▸ **What is required**: What follows is a listing; restate every line of it word for word.

=-=-=

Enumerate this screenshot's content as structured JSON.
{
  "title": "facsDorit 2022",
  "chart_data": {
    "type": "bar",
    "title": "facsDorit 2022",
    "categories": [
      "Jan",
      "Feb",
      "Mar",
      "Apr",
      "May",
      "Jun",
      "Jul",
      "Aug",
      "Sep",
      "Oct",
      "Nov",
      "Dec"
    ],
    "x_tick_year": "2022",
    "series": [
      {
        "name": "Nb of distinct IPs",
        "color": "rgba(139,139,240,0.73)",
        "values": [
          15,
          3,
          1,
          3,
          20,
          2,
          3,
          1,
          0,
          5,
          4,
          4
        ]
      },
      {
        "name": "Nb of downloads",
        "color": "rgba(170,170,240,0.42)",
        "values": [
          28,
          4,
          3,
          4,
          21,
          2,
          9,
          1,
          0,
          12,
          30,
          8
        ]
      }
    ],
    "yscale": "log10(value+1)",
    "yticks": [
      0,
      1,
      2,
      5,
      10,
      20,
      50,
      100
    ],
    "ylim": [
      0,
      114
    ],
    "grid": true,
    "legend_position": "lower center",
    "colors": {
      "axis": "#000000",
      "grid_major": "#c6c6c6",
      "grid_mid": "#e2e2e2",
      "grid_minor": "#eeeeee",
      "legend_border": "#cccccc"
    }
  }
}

=-=-=

▸ **Correct answer**:
Enumerate this screenshot's content as structured JSON.
{
  "title": "facsDorit 2022",
  "chart_data": {
    "type": "bar",
    "title": "facsDorit 2022",
    "categories": [
      "Jan",
      "Feb",
      "Mar",
      "Apr",
      "May",
      "Jun",
      "Jul",
      "Aug",
      "Sep",
      "Oct",
      "Nov",
      "Dec"
    ],
    "x_tick_year": "2022",
    "series": [
      {
        "name": "Nb of distinct IPs",
        "color": "rgba(139,139,240,0.73)",
        "values": [
          15,
          3,
          1,
          3,
          20,
          2,
          3,
          1,
          0,
          5,
          4,
          4
        ]
      },
      {
        "name": "Nb of downloads",
        "color": "rgba(170,170,240,0.42)",
        "values": [
          28,
          4,
          3,
          4,
          21,
          2,
          9,
          1,
          0,
          12,
          30,
          8
        ]
      }
    ],
    "yscale": "log10(value+1)",
    "yticks": [
      0,
      1,
      2,
      5,
      10,
      20,
      50,
      100
    ],
    "ylim": [
      0,
      114
    ],
    "grid": true,
    "legend_position": "lower center",
    "colors": {
      "axis": "#000000",
      "grid_major": "#c6c6c6",
      "grid_mid": "#e2e2e2",
      "grid_minor": "#eeeeee",
      "legend_border": "#cccccc"
    }
  }
}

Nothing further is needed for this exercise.